··· Texto citado ···

A oportunidade do lançamento é óbvia Barbosa morreu no mês passado, o
cinquentenário do jogo será em julho. Não sendo o primeiro livro sobre
aquele trágico evento, que Nelson Rodrigues, sempre hiperbólico, chamou
de "nossa Hiroshima", o trabalho de Muylaert interessa e comove ao adotar
o ângulo da vítima-vilão.
Somos lembrados do clima de "já ganhou" na reconstituição de cada detalhe
agourento: o atropelo de homenagens que impediu os jogadores de almoçar,
o acidente de trânsito que envolveu o ônibus da seleção na entrada do
Maracanã, a bandeira hasteada de cabeça para baixo, o discurso em que
o prefeito do Rio exigia a vitória.
"Barbosa" sumariza o ambiente da época, mas sua ênfase é pessoal: o autor
foi um dos 200 mil que assistiram à célebre partida, o miolo do livro
é fruto de longas entrevistas com o goleiro. Em 1963, Barbosa foi presenteado
com as traves do gol, que queimou num churrasco com amigos, sem exorcizar
seu pesadelo íntimo.

···

» **Objetivo da tarefa**:
De acordo com o texto citado, o que Barbosa fez com as traves do gol que recebeu de presente em 1963? As entradas não desempenham nenhum papel nesta atividade.

··· Dados fornecidos ···

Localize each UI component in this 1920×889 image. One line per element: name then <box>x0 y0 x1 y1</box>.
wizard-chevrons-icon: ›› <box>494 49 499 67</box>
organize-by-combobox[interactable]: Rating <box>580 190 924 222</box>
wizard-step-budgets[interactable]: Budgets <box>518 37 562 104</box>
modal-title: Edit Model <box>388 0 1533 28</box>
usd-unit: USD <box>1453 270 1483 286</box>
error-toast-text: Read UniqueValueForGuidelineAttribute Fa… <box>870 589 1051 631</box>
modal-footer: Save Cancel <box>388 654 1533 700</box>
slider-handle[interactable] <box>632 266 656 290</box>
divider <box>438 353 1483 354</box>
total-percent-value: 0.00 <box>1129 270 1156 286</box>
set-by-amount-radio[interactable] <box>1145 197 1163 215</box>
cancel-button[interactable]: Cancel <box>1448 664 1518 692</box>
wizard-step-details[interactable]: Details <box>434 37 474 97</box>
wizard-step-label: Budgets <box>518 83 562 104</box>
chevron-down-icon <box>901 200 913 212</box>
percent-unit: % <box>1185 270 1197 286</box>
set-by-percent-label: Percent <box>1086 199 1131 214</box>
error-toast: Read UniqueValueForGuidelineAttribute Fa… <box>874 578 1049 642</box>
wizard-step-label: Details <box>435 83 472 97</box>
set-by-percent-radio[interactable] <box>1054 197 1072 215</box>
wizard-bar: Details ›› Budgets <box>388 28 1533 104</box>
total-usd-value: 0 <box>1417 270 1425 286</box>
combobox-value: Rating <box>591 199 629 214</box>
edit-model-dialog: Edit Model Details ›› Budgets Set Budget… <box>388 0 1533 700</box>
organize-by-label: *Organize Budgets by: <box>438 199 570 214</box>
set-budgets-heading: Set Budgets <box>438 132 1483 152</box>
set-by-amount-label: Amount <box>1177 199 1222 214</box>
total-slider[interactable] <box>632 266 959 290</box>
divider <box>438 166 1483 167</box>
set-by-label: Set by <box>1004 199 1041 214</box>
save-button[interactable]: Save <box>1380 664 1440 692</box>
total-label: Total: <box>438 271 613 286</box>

···
··· Dados fornecidos ···

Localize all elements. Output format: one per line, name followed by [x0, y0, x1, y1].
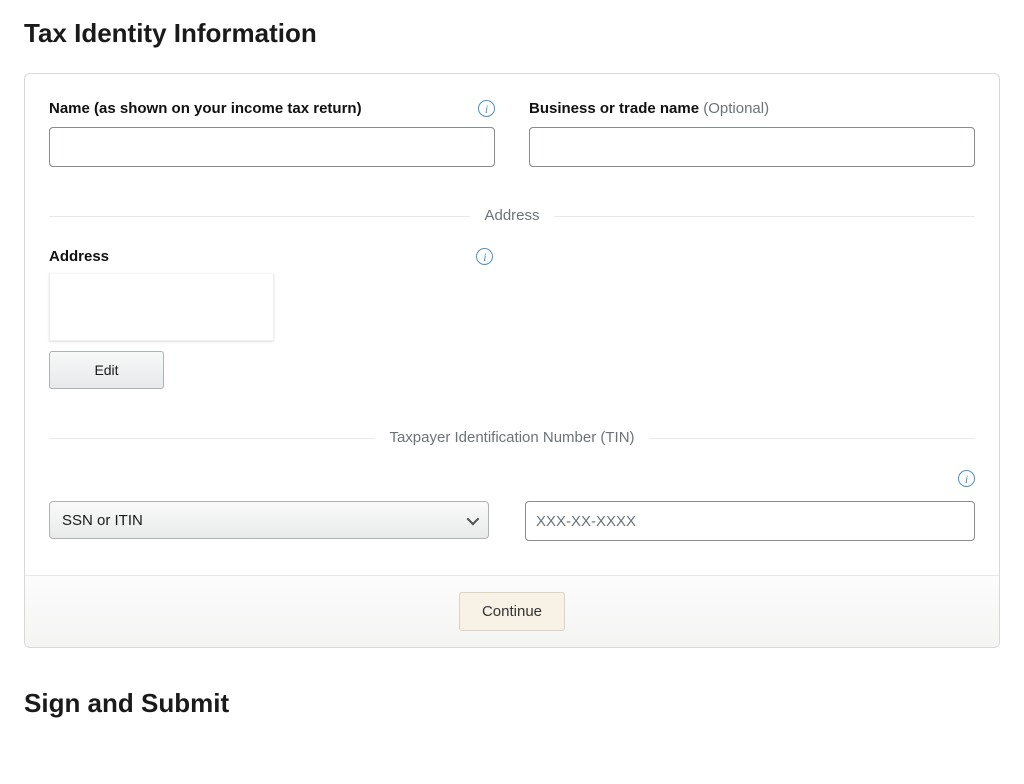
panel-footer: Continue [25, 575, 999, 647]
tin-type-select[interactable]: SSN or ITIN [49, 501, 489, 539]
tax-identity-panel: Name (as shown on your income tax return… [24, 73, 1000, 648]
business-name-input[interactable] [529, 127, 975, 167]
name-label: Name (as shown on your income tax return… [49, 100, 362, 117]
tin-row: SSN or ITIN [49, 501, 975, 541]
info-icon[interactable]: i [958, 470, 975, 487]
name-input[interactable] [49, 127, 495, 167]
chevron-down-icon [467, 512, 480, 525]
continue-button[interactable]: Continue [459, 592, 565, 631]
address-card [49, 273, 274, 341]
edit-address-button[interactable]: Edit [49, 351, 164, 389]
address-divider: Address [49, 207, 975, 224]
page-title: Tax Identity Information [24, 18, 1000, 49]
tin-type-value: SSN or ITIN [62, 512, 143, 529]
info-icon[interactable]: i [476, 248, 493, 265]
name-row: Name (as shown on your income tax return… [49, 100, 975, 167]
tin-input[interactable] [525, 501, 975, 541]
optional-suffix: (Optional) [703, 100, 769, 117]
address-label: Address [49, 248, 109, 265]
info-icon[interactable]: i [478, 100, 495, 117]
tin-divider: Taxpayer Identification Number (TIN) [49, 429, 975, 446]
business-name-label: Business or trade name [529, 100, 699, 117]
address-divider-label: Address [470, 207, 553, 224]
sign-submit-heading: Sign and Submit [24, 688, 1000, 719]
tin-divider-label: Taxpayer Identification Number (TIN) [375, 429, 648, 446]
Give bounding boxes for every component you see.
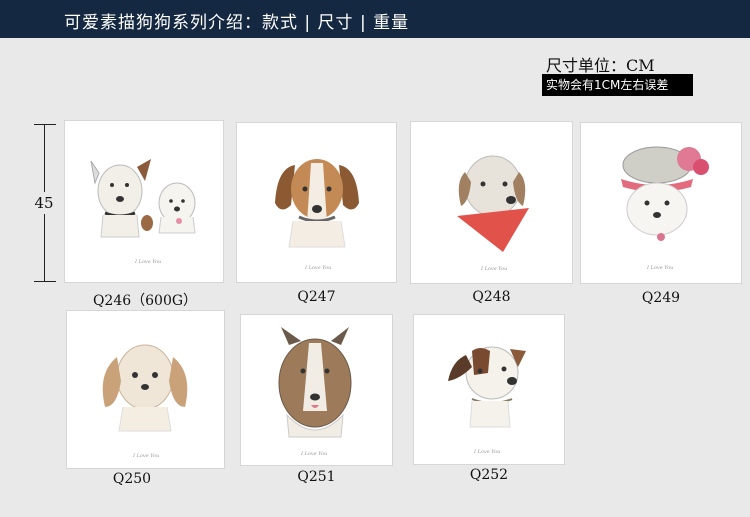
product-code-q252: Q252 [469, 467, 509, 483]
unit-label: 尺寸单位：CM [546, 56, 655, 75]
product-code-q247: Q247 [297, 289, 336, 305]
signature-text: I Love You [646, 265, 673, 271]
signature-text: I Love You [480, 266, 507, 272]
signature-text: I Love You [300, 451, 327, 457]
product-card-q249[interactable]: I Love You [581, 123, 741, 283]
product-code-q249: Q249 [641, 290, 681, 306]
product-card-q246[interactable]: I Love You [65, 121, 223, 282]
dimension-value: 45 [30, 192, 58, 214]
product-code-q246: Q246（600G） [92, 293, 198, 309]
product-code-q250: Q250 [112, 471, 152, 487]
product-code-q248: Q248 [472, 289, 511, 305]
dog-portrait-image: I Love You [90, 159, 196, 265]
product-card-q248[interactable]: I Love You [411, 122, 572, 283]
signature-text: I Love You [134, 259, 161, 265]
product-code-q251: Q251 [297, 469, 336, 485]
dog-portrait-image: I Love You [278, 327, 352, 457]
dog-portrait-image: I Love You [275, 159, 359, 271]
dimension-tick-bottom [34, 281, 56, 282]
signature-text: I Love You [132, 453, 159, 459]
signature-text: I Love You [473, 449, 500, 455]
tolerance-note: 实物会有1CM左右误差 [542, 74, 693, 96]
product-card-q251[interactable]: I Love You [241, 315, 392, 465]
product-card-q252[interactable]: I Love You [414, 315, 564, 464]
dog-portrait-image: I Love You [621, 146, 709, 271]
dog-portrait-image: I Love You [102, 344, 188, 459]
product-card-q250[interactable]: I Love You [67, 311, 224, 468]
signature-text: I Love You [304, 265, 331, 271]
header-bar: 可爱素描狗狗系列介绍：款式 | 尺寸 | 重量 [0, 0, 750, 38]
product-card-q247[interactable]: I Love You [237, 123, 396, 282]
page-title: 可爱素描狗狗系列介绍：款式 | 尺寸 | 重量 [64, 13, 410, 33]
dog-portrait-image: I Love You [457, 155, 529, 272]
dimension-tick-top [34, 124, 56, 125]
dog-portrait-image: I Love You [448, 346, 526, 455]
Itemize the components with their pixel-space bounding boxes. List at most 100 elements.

···

» **Resposta do exercício**:
Queimou-as num churrasco com amigos.